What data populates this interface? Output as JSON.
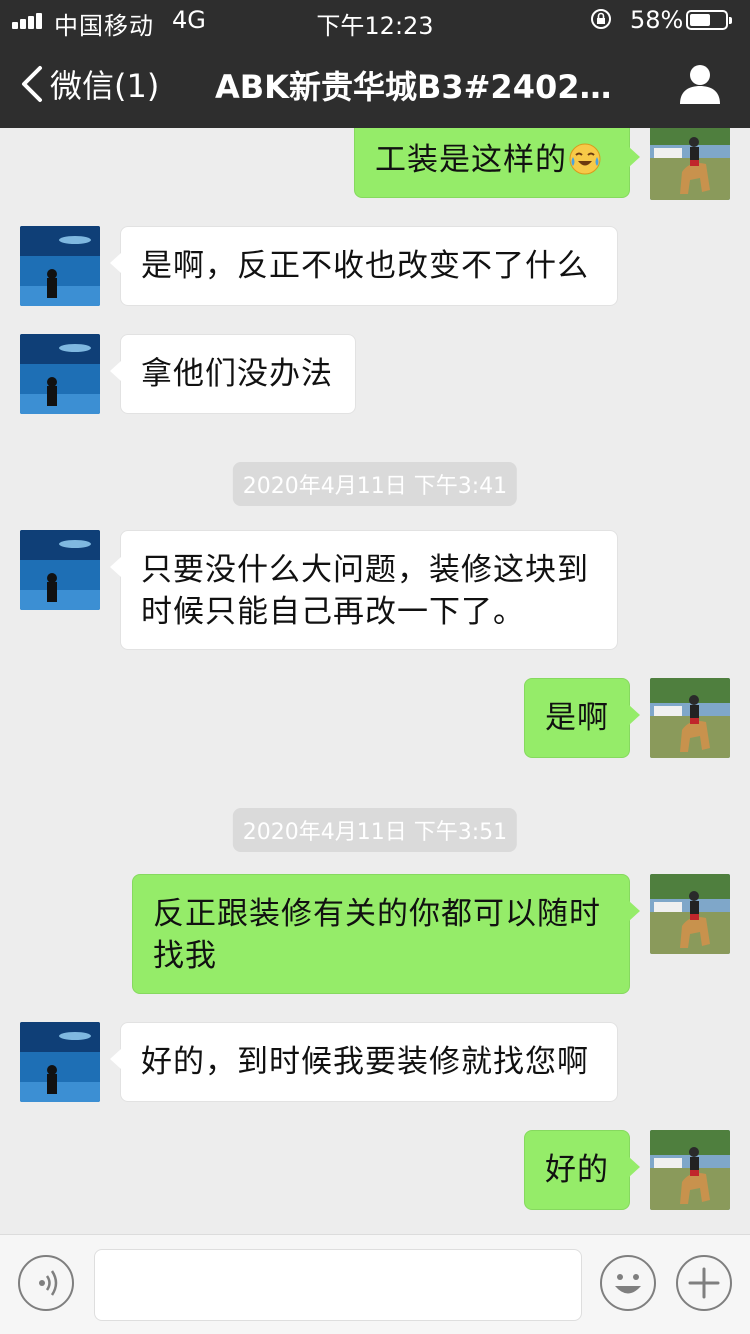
{
  "status_bar": {
    "carrier": "中国移动",
    "network": "4G",
    "time": "下午12:23",
    "battery_percent": "58%",
    "battery_level": 0.58
  },
  "nav": {
    "back_label": "微信(1)",
    "title": "ABK新贵华城B3#2402…",
    "icons": [
      "chevron-left-icon",
      "person-icon"
    ]
  },
  "messages": [
    {
      "type": "out",
      "text": "工装是这样的",
      "emoji": "crying-laughing"
    },
    {
      "type": "in",
      "text": "是啊，反正不收也改变不了什么"
    },
    {
      "type": "in",
      "text": "拿他们没办法"
    },
    {
      "type": "time",
      "text": "2020年4月11日 下午3:41"
    },
    {
      "type": "in",
      "text": "只要没什么大问题，装修这块到时候只能自己再改一下了。"
    },
    {
      "type": "out",
      "text": "是啊"
    },
    {
      "type": "time",
      "text": "2020年4月11日 下午3:51"
    },
    {
      "type": "out",
      "text": "反正跟装修有关的你都可以随时找我"
    },
    {
      "type": "in",
      "text": "好的，到时候我要装修就找您啊"
    },
    {
      "type": "out",
      "text": "好的"
    }
  ],
  "input_bar": {
    "value": "",
    "icons": [
      "voice-icon",
      "emoji-icon",
      "plus-icon"
    ]
  },
  "colors": {
    "header_bg": "#2e2e2e",
    "chat_bg": "#ededed",
    "outgoing_bubble": "#95ec69",
    "incoming_bubble": "#ffffff"
  }
}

● ● ● ●

All of the entries need to be transcribed word for word; pictures are left out.

**Written response:**
What data populates this interface? Output as JSON.
{
  "status_bar": {
    "carrier": "中国移动",
    "network": "4G",
    "time": "下午12:23",
    "battery_percent": "58%",
    "battery_level": 0.58
  },
  "nav": {
    "back_label": "微信(1)",
    "title": "ABK新贵华城B3#2402…",
    "icons": [
      "chevron-left-icon",
      "person-icon"
    ]
  },
  "messages": [
    {
      "type": "out",
      "text": "工装是这样的",
      "emoji": "crying-laughing"
    },
    {
      "type": "in",
      "text": "是啊，反正不收也改变不了什么"
    },
    {
      "type": "in",
      "text": "拿他们没办法"
    },
    {
      "type": "time",
      "text": "2020年4月11日 下午3:41"
    },
    {
      "type": "in",
      "text": "只要没什么大问题，装修这块到时候只能自己再改一下了。"
    },
    {
      "type": "out",
      "text": "是啊"
    },
    {
      "type": "time",
      "text": "2020年4月11日 下午3:51"
    },
    {
      "type": "out",
      "text": "反正跟装修有关的你都可以随时找我"
    },
    {
      "type": "in",
      "text": "好的，到时候我要装修就找您啊"
    },
    {
      "type": "out",
      "text": "好的"
    }
  ],
  "input_bar": {
    "value": "",
    "icons": [
      "voice-icon",
      "emoji-icon",
      "plus-icon"
    ]
  },
  "colors": {
    "header_bg": "#2e2e2e",
    "chat_bg": "#ededed",
    "outgoing_bubble": "#95ec69",
    "incoming_bubble": "#ffffff"
  }
}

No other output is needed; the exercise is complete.